■ To do
Take the records underneath and set them down exactly.

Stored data
>>>>
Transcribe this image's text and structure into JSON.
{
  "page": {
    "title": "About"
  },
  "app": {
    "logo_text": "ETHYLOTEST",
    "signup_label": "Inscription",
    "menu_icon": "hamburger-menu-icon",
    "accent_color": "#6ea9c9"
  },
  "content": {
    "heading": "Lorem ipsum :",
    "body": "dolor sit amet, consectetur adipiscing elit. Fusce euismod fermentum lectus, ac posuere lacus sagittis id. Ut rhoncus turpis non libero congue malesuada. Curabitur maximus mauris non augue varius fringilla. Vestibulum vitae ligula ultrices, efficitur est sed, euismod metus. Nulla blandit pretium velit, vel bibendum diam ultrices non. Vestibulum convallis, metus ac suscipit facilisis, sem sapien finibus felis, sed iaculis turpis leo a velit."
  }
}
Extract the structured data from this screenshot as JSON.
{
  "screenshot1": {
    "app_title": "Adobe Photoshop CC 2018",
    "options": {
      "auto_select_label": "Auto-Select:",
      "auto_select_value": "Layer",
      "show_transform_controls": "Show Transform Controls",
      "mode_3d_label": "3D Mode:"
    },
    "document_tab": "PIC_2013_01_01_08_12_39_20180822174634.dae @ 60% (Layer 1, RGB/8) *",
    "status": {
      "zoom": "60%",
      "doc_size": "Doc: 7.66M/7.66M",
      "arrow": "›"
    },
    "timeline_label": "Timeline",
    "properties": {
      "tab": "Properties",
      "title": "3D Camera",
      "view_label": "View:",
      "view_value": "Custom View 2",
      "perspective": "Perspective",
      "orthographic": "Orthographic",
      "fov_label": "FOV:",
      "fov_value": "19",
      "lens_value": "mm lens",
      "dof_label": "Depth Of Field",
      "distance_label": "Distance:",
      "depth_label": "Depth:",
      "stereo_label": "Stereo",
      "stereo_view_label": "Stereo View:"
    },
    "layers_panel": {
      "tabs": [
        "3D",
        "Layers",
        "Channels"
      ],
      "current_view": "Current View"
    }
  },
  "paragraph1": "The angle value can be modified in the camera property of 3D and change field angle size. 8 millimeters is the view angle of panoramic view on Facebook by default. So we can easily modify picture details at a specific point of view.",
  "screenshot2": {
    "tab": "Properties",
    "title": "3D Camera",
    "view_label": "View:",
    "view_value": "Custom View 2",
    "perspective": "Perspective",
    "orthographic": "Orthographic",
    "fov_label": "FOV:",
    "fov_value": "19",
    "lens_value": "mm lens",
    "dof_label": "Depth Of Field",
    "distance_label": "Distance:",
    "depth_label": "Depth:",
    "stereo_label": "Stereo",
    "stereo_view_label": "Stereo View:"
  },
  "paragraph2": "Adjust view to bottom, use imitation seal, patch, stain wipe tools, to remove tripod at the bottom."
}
<<<<
■ Reply to the exercise
Transcribe this image's text and structure into JSON.
{
  "page": {
    "title": "About"
  },
  "app": {
    "logo_text": "ETHYLOTEST",
    "signup_label": "Inscription",
    "menu_icon": "hamburger-menu-icon",
    "accent_color": "#6ea9c9"
  },
  "content": {
    "heading": "Lorem ipsum :",
    "body": "dolor sit amet, consectetur adipiscing elit. Fusce euismod fermentum lectus, ac posuere lacus sagittis id. Ut rhoncus turpis non libero congue malesuada. Curabitur maximus mauris non augue varius fringilla. Vestibulum vitae ligula ultrices, efficitur est sed, euismod metus. Nulla blandit pretium velit, vel bibendum diam ultrices non. Vestibulum convallis, metus ac suscipit facilisis, sem sapien finibus felis, sed iaculis turpis leo a velit."
  }
}
Extract the structured data from this screenshot as JSON.
{
  "screenshot1": {
    "app_title": "Adobe Photoshop CC 2018",
    "options": {
      "auto_select_label": "Auto-Select:",
      "auto_select_value": "Layer",
      "show_transform_controls": "Show Transform Controls",
      "mode_3d_label": "3D Mode:"
    },
    "document_tab": "PIC_2013_01_01_08_12_39_20180822174634.dae @ 60% (Layer 1, RGB/8) *",
    "status": {
      "zoom": "60%",
      "doc_size": "Doc: 7.66M/7.66M",
      "arrow": "›"
    },
    "timeline_label": "Timeline",
    "properties": {
      "tab": "Properties",
      "title": "3D Camera",
      "view_label": "View:",
      "view_value": "Custom View 2",
      "perspective": "Perspective",
      "orthographic": "Orthographic",
      "fov_label": "FOV:",
      "fov_value": "19",
      "lens_value": "mm lens",
      "dof_label": "Depth Of Field",
      "distance_label": "Distance:",
      "depth_label": "Depth:",
      "stereo_label": "Stereo",
      "stereo_view_label": "Stereo View:"
    },
    "layers_panel": {
      "tabs": [
        "3D",
        "Layers",
        "Channels"
      ],
      "current_view": "Current View"
    }
  },
  "paragraph1": "The angle value can be modified in the camera property of 3D and change field angle size. 8 millimeters is the view angle of panoramic view on Facebook by default. So we can easily modify picture details at a specific point of view.",
  "screenshot2": {
    "tab": "Properties",
    "title": "3D Camera",
    "view_label": "View:",
    "view_value": "Custom View 2",
    "perspective": "Perspective",
    "orthographic": "Orthographic",
    "fov_label": "FOV:",
    "fov_value": "19",
    "lens_value": "mm lens",
    "dof_label": "Depth Of Field",
    "distance_label": "Distance:",
    "depth_label": "Depth:",
    "stereo_label": "Stereo",
    "stereo_view_label": "Stereo View:"
  },
  "paragraph2": "Adjust view to bottom, use imitation seal, patch, stain wipe tools, to remove tripod at the bottom."
}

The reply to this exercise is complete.